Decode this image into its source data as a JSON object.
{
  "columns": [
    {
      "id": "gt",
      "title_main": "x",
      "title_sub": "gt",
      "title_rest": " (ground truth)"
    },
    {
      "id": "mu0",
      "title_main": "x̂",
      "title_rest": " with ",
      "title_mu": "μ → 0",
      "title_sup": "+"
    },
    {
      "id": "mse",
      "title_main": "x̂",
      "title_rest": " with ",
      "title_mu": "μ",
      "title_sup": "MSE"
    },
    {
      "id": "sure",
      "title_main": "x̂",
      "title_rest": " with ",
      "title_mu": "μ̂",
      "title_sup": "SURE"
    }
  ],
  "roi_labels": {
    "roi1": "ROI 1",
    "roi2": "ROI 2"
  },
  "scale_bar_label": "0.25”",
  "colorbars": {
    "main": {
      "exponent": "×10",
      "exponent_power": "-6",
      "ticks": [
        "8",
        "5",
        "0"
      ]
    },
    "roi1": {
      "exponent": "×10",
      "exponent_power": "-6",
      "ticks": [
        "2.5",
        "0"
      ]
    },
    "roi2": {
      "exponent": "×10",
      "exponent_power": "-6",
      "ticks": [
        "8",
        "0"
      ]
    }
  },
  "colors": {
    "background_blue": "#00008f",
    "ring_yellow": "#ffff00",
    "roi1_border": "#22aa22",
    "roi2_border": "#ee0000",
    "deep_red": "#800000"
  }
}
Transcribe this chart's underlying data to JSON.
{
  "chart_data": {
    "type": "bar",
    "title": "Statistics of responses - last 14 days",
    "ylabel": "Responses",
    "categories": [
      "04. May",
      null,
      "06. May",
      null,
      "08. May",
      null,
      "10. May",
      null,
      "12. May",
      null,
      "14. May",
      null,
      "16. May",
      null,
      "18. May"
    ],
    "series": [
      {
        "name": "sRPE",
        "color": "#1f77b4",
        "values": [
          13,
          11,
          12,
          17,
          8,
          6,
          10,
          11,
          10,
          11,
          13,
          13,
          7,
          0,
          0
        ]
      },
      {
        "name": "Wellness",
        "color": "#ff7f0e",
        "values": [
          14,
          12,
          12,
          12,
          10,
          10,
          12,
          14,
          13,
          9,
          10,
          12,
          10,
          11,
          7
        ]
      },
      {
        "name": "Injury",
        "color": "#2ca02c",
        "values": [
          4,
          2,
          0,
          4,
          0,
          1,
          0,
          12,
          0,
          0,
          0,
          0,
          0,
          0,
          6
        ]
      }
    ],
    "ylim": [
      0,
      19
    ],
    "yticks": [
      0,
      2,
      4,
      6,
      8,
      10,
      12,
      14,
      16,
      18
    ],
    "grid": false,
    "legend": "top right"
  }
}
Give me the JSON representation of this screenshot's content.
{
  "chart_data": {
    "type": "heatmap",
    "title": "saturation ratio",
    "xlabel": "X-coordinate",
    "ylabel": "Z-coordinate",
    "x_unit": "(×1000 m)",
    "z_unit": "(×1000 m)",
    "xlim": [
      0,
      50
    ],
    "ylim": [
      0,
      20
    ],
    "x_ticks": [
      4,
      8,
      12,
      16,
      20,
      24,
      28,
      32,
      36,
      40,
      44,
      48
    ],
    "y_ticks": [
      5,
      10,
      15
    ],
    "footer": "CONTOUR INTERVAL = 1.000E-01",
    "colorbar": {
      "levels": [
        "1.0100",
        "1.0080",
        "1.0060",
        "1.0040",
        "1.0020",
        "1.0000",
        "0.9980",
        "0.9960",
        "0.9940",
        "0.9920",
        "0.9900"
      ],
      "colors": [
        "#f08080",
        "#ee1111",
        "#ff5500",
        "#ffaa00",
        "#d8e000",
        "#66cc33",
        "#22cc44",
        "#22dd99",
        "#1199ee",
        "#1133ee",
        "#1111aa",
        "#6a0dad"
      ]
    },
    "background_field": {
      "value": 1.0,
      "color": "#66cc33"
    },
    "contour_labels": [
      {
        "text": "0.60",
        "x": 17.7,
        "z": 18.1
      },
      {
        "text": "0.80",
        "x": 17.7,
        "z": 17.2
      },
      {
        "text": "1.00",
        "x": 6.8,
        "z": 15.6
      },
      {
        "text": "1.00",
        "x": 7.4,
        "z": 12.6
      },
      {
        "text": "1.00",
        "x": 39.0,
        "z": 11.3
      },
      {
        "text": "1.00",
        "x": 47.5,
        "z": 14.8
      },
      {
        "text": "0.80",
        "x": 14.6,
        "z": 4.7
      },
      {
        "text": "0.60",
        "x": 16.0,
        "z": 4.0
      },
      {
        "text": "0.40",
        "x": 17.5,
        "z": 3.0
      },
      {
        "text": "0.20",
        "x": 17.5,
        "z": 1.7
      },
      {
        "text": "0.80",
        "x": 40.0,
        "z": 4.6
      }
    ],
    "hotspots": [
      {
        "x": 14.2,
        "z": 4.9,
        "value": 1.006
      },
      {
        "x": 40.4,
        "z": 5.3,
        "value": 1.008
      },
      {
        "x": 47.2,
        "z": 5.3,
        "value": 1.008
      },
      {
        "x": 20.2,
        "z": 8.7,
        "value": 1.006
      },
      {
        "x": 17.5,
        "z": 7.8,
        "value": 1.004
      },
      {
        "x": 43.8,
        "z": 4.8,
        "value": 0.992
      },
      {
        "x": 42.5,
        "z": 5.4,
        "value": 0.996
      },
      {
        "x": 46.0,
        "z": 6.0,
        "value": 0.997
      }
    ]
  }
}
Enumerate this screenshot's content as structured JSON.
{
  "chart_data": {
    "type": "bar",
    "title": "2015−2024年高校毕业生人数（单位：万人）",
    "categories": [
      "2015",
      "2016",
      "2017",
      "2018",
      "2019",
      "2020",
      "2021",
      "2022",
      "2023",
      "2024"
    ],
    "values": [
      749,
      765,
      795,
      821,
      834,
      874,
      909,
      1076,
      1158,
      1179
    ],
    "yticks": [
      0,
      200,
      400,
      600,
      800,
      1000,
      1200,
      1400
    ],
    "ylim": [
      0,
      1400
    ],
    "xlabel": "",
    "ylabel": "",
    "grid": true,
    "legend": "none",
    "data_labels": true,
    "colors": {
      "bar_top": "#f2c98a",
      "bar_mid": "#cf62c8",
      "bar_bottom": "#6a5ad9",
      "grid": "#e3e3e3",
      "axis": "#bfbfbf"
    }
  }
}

━━━━━━━━━━━━━━━━

**Task description:**
Using the material above, gather every line that includes "this".

**The solution:**
Decode this image into its source data as a JSON object.
Transcribe this chart's underlying data to JSON.
Give me the JSON representation of this screenshot's content.
Enumerate this screenshot's content as structured JSON.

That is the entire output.